What you have to do.
Exactly and only the lines from the one containing "What's the underlying" through the close of the entries below are to be set down.

Records for this exercise.
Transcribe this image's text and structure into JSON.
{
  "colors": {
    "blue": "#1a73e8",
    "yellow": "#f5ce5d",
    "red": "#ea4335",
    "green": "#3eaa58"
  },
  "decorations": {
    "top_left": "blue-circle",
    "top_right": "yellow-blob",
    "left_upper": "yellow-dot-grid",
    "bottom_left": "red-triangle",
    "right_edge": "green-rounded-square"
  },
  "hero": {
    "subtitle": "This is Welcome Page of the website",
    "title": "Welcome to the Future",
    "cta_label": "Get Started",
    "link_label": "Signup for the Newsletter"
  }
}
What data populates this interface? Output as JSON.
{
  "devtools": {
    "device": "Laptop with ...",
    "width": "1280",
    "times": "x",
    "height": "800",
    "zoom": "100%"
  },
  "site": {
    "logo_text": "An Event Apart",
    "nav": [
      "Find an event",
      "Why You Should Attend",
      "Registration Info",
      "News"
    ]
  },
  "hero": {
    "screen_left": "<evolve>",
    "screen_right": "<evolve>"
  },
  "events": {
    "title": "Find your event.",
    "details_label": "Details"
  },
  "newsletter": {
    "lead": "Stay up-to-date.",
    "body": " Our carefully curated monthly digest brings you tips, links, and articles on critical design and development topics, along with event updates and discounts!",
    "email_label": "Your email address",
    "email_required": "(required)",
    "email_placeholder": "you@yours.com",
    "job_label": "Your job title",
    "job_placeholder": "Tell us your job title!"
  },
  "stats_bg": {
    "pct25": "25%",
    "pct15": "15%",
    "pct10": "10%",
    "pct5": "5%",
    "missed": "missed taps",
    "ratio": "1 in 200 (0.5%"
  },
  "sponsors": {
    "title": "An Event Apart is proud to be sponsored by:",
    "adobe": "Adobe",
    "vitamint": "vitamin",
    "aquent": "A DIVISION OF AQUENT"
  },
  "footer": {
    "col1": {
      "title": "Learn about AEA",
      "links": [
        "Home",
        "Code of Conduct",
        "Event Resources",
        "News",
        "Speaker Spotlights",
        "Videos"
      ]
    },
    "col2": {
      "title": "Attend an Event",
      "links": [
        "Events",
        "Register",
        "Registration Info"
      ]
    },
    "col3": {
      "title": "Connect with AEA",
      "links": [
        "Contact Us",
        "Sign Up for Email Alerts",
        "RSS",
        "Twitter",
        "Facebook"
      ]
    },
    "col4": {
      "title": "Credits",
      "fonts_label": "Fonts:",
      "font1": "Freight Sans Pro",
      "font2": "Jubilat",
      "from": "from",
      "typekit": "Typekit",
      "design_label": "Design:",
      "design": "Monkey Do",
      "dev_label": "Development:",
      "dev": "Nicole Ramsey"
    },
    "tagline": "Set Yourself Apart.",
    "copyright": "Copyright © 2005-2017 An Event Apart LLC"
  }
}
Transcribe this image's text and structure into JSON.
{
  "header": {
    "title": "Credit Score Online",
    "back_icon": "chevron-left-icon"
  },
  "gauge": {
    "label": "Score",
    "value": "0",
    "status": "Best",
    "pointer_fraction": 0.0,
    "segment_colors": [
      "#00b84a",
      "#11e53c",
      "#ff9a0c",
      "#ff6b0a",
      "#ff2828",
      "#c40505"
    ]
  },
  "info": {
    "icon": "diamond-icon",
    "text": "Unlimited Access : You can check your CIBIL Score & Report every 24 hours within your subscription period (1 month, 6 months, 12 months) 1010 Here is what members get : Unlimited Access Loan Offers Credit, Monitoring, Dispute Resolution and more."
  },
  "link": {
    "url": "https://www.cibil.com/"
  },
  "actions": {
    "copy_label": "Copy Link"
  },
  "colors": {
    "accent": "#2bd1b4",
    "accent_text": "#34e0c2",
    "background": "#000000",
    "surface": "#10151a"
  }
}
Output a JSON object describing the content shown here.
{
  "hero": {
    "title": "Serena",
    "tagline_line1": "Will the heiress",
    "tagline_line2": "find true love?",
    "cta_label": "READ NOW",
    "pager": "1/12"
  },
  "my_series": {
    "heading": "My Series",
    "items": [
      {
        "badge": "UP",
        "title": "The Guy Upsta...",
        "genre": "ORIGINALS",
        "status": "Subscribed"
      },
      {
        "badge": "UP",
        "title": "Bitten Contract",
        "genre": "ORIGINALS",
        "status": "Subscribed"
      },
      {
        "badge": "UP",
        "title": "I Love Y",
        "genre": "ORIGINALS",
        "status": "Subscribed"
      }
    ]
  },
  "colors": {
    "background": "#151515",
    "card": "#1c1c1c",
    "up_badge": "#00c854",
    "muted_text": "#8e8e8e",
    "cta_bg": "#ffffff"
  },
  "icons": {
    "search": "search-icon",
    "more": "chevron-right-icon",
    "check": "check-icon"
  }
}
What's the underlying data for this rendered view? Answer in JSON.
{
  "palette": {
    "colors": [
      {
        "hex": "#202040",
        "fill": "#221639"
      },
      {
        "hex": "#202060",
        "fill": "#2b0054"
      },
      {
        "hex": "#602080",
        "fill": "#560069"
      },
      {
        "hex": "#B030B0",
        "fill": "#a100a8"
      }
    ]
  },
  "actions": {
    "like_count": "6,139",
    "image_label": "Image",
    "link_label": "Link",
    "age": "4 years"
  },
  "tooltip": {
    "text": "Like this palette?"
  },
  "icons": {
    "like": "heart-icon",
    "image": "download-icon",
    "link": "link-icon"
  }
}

Finished answer.
What's the underlying data for this rendered view? Answer in JSON.
{
  "palette": {
    "colors": [
      {
        "hex": "#202040",
        "fill": "#221639"
      },
      {
        "hex": "#202060",
        "fill": "#2b0054"
      },
      {
        "hex": "#602080",
        "fill": "#560069"
      },
      {
        "hex": "#B030B0",
        "fill": "#a100a8"
      }
    ]
  },
  "actions": {
    "like_count": "6,139",
    "image_label": "Image",
    "link_label": "Link",
    "age": "4 years"
  },
  "tooltip": {
    "text": "Like this palette?"
  },
  "icons": {
    "like": "heart-icon",
    "image": "download-icon",
    "link": "link-icon"
  }
}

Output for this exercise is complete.